- _Short problem_:
Separate out the lines that hold "source".

Extracted data entries:
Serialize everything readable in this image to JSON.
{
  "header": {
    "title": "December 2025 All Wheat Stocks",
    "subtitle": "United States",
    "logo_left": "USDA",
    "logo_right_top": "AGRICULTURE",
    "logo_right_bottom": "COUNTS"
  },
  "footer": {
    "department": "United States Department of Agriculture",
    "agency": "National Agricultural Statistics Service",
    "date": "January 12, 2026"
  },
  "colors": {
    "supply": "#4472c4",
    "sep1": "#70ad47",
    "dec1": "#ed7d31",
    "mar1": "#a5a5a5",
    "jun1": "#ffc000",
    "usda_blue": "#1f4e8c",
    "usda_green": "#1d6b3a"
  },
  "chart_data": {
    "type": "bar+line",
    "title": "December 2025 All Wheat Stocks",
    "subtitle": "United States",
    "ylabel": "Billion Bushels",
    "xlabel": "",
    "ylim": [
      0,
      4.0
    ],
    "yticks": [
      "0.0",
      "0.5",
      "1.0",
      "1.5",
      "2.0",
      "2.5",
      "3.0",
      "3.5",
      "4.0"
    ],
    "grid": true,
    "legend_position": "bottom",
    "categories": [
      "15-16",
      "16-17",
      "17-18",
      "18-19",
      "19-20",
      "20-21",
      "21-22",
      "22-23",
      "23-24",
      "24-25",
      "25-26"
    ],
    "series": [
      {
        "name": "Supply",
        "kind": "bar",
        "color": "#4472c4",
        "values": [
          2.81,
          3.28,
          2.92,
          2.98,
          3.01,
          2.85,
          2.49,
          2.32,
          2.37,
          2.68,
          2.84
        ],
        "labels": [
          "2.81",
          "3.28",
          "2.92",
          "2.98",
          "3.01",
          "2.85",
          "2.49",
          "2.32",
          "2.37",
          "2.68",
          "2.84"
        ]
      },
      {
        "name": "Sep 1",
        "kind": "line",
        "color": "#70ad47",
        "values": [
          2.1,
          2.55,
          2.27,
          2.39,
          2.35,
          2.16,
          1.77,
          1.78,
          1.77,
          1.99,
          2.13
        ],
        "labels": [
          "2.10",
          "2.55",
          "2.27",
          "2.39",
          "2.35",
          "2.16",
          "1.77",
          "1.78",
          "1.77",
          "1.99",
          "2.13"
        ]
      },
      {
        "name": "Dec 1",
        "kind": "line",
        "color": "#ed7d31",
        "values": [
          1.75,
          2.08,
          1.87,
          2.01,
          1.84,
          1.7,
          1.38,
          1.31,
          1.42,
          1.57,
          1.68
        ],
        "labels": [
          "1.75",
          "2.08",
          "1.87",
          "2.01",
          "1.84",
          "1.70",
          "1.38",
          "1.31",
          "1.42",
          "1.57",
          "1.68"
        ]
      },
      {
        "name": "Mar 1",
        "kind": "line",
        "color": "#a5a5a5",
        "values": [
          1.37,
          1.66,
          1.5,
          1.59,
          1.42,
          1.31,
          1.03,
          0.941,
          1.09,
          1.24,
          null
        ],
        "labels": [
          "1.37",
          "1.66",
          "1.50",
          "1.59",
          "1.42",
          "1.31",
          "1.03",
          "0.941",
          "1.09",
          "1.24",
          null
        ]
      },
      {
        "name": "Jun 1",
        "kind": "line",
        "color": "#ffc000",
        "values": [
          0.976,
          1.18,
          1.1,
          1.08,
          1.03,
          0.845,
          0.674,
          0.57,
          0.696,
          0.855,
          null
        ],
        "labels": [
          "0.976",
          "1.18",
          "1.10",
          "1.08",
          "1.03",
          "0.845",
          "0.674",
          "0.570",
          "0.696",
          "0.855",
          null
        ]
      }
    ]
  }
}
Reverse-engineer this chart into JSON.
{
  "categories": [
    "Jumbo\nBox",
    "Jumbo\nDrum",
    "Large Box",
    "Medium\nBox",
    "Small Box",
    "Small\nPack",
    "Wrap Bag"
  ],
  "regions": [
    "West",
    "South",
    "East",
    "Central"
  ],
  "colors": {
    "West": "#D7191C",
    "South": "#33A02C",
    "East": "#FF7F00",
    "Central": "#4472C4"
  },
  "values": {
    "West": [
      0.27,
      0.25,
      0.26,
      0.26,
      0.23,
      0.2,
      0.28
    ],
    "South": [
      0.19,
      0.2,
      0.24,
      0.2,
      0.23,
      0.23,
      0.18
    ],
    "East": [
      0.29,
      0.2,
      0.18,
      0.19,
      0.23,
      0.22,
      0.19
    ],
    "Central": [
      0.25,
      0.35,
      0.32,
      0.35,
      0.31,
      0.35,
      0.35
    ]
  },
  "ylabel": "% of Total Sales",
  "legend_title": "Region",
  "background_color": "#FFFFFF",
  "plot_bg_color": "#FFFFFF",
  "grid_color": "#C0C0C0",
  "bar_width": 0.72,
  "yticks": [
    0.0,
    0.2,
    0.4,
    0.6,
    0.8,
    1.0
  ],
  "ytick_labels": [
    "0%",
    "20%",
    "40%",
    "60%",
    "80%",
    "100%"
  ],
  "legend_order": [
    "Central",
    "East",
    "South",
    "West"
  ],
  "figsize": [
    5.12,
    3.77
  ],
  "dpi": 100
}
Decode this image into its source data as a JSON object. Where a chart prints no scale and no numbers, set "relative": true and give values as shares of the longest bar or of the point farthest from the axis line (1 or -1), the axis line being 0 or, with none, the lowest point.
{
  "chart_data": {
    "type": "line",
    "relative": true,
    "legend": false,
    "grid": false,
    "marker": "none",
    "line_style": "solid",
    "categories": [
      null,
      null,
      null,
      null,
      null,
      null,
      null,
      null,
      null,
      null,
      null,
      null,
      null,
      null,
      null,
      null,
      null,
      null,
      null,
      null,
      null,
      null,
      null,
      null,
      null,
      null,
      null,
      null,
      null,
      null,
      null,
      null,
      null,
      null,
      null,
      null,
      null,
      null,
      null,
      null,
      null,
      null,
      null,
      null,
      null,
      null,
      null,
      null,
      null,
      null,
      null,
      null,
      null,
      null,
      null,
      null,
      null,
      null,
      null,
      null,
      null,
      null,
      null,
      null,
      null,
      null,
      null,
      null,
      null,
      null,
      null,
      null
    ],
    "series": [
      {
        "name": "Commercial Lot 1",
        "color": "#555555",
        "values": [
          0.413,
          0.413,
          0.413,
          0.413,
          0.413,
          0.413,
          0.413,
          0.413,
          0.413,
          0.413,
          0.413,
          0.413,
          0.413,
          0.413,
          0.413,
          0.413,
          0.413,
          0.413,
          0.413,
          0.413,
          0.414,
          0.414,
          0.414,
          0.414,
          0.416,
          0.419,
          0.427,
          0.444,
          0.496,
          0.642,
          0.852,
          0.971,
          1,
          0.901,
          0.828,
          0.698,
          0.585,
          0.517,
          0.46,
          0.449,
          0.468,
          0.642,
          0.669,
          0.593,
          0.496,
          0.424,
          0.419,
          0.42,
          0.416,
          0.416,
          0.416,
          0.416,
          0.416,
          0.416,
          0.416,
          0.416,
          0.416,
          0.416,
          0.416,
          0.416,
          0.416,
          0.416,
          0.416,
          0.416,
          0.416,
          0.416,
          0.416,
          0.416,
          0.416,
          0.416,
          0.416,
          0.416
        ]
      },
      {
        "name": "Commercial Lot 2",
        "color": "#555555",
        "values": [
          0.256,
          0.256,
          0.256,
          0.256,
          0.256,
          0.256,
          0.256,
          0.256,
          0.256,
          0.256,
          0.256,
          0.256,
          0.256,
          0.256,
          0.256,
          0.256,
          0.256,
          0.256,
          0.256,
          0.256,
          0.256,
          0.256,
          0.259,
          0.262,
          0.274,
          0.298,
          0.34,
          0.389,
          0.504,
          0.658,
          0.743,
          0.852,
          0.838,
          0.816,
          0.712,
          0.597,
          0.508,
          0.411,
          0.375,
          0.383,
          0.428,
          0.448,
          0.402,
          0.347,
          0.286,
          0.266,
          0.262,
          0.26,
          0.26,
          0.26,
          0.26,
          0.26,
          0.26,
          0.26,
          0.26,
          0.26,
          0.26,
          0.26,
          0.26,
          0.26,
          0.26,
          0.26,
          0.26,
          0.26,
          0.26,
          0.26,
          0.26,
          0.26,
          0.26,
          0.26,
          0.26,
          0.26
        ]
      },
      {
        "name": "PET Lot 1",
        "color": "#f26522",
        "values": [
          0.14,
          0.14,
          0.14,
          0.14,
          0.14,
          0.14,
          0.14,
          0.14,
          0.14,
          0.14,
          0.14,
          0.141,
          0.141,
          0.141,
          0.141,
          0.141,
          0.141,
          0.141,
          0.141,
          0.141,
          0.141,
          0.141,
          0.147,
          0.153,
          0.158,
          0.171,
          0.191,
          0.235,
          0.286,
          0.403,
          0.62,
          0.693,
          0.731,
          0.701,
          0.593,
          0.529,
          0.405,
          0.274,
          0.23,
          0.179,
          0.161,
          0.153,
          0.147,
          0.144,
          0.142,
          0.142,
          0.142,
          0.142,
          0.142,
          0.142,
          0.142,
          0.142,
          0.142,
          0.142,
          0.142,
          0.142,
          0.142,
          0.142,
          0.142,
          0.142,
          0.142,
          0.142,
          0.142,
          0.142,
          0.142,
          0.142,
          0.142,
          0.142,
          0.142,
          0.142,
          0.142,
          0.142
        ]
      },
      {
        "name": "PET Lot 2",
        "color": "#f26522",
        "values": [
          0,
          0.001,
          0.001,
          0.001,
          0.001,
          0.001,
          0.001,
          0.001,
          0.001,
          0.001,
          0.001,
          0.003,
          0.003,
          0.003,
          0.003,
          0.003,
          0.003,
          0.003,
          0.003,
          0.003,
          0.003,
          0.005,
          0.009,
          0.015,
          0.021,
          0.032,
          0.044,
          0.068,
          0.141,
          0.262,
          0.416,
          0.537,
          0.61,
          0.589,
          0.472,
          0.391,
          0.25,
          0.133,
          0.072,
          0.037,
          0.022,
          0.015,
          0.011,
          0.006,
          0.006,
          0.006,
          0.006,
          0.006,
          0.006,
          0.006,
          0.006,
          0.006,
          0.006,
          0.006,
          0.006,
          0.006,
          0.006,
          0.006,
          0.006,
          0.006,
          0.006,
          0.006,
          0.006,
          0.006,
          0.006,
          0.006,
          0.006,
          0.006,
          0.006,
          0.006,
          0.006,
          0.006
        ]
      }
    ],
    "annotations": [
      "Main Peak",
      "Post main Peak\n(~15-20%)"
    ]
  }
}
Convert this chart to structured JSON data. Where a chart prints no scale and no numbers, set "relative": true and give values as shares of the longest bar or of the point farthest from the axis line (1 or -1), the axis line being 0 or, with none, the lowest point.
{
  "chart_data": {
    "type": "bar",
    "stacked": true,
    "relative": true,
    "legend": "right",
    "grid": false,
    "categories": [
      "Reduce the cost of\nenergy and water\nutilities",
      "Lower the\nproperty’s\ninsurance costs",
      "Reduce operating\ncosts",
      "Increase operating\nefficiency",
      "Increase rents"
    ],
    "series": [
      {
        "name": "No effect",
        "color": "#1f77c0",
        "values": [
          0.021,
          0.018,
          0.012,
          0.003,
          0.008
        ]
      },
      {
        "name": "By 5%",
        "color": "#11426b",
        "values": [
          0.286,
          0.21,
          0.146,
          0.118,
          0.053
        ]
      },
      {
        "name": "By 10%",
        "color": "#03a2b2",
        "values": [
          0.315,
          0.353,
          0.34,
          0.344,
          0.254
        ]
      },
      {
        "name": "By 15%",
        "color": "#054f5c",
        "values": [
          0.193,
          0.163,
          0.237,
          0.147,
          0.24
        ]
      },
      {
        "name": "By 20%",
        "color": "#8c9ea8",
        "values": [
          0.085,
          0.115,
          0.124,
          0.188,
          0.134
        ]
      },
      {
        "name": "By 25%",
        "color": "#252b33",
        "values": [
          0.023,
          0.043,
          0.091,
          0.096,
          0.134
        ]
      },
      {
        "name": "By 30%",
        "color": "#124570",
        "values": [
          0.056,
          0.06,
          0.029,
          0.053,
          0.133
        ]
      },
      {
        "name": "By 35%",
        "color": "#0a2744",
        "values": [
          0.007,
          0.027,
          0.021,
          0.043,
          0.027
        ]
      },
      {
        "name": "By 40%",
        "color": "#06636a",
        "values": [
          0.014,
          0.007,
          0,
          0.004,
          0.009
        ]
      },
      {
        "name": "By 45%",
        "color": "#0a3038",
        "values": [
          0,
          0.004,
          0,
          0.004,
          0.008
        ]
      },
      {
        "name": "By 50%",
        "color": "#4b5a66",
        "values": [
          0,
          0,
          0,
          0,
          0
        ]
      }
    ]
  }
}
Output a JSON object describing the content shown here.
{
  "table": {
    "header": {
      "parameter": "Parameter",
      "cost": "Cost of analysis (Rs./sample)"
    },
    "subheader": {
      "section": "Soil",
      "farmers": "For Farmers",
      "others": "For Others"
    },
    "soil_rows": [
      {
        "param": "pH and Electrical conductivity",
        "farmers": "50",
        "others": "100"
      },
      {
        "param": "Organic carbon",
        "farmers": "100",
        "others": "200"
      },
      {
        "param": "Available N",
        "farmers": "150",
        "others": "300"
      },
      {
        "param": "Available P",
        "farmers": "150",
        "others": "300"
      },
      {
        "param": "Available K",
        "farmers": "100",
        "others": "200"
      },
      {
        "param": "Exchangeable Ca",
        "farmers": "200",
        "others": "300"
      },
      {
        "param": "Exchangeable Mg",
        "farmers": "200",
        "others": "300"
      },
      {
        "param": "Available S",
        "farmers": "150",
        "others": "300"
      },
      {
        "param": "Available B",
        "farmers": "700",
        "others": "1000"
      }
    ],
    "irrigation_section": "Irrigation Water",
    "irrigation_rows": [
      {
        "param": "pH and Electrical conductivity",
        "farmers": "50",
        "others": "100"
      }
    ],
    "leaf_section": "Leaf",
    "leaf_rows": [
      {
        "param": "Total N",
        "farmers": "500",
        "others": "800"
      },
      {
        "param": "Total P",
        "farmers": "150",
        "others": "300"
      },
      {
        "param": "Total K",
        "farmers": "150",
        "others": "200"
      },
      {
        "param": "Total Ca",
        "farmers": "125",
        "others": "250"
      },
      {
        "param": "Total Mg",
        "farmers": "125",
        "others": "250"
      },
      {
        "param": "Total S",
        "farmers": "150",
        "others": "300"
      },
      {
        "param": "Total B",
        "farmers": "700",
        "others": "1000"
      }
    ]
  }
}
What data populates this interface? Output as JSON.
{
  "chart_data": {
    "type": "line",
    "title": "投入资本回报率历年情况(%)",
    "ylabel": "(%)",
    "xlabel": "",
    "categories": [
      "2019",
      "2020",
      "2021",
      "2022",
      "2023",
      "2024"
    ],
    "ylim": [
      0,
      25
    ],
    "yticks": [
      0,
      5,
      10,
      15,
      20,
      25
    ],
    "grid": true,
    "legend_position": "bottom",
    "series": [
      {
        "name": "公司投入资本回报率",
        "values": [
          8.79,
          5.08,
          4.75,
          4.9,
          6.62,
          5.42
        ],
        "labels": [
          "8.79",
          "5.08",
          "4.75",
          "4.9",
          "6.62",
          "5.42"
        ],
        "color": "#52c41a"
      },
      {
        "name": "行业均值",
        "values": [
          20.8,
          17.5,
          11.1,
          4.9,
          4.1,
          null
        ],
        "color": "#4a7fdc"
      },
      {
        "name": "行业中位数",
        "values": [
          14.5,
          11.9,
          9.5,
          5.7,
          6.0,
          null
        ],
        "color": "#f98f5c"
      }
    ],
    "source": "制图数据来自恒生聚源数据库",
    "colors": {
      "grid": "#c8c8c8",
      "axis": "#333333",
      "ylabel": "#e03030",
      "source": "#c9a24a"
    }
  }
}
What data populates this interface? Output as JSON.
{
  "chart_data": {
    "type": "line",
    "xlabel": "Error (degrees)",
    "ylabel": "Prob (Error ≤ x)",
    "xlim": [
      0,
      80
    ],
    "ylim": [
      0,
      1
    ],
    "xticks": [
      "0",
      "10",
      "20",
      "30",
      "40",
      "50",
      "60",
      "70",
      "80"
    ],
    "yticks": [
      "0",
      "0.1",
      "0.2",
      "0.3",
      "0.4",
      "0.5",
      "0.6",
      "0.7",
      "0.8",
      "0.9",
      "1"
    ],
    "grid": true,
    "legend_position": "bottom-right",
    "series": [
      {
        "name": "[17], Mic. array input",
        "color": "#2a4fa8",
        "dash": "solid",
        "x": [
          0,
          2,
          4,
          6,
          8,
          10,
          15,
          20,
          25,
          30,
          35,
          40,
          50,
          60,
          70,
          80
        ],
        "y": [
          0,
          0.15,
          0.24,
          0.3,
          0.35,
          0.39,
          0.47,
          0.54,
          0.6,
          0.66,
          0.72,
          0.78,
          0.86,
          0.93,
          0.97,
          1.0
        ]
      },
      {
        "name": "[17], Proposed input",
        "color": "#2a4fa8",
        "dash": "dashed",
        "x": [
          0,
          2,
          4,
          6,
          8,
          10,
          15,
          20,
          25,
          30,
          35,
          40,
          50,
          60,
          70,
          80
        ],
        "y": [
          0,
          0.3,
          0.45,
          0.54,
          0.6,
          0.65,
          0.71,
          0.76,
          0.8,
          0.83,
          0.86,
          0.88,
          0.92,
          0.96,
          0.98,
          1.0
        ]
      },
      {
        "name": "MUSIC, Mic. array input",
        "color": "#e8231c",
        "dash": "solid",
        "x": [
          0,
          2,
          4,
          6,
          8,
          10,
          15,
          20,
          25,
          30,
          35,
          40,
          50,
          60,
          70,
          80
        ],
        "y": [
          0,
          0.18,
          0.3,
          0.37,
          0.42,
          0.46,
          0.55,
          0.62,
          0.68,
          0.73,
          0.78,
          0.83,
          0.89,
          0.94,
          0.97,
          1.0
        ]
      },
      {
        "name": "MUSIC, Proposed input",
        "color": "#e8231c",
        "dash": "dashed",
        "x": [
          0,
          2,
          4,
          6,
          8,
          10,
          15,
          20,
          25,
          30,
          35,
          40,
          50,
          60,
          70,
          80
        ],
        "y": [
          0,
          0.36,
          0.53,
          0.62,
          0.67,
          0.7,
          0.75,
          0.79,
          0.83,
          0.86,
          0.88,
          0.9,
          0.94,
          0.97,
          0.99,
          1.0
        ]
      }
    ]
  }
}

- _Result_:
Decode this image into its source data as a JSON object. Where a chart prints no scale and no numbers, set "relative": true and give values as shares of the longest bar or of the point farthest from the axis line (1 or -1), the axis line being 0 or, with none, the lowest point.
    "source": "制图数据来自恒生聚源数据库",
      "source": "#c9a24a"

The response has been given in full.